Where a line contains the word "this", copy that line.

___ RECORDS TO PROCESS

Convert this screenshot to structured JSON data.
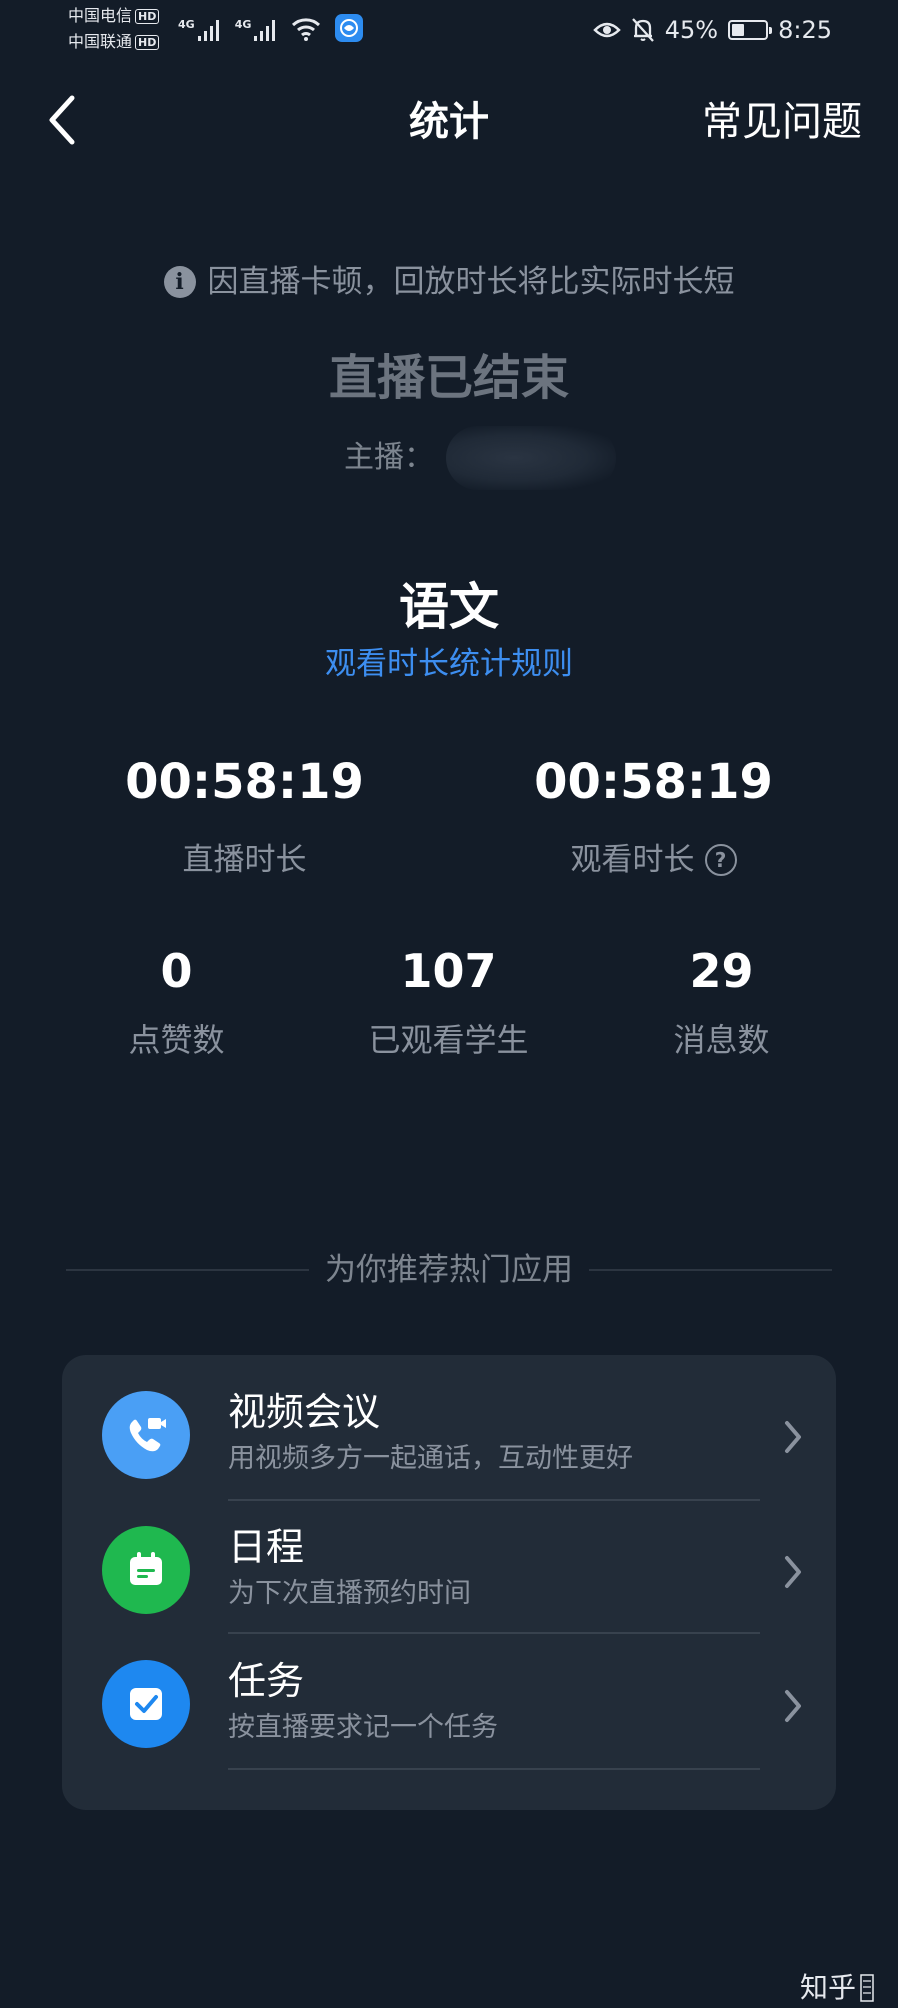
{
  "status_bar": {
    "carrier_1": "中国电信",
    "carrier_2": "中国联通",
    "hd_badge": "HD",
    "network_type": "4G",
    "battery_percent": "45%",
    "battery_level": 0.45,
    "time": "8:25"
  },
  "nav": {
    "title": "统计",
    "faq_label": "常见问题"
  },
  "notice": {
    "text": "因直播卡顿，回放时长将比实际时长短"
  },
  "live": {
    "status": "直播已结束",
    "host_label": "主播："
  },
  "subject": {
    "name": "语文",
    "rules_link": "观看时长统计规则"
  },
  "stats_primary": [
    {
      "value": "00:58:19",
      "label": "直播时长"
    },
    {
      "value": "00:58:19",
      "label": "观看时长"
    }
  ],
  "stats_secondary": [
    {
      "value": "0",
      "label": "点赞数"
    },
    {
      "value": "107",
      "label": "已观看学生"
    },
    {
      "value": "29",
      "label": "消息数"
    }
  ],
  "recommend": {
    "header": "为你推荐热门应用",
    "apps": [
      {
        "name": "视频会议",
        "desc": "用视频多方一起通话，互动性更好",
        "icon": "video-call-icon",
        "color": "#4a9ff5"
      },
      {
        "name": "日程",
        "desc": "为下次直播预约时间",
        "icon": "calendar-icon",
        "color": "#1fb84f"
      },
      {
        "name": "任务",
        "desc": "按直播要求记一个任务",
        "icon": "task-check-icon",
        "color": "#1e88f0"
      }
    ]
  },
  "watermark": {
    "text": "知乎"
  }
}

______
___ RECORDS TO PROCESS

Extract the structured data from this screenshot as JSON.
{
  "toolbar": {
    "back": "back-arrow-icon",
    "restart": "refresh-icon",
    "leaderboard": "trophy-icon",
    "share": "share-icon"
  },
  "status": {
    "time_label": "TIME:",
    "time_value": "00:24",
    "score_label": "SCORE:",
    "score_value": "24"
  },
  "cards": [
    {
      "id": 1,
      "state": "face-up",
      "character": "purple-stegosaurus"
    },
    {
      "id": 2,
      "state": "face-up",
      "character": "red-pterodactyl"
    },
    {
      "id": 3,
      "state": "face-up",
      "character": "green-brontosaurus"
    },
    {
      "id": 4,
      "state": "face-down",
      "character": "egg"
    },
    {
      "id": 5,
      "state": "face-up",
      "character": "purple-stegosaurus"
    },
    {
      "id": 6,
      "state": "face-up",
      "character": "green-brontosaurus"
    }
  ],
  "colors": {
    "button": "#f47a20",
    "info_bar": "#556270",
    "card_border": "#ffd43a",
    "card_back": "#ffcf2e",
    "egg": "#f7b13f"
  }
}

______

» EXERCISE RESULT:
Convert this screenshot to structured JSON data.
Extract the structured data from this screenshot as JSON.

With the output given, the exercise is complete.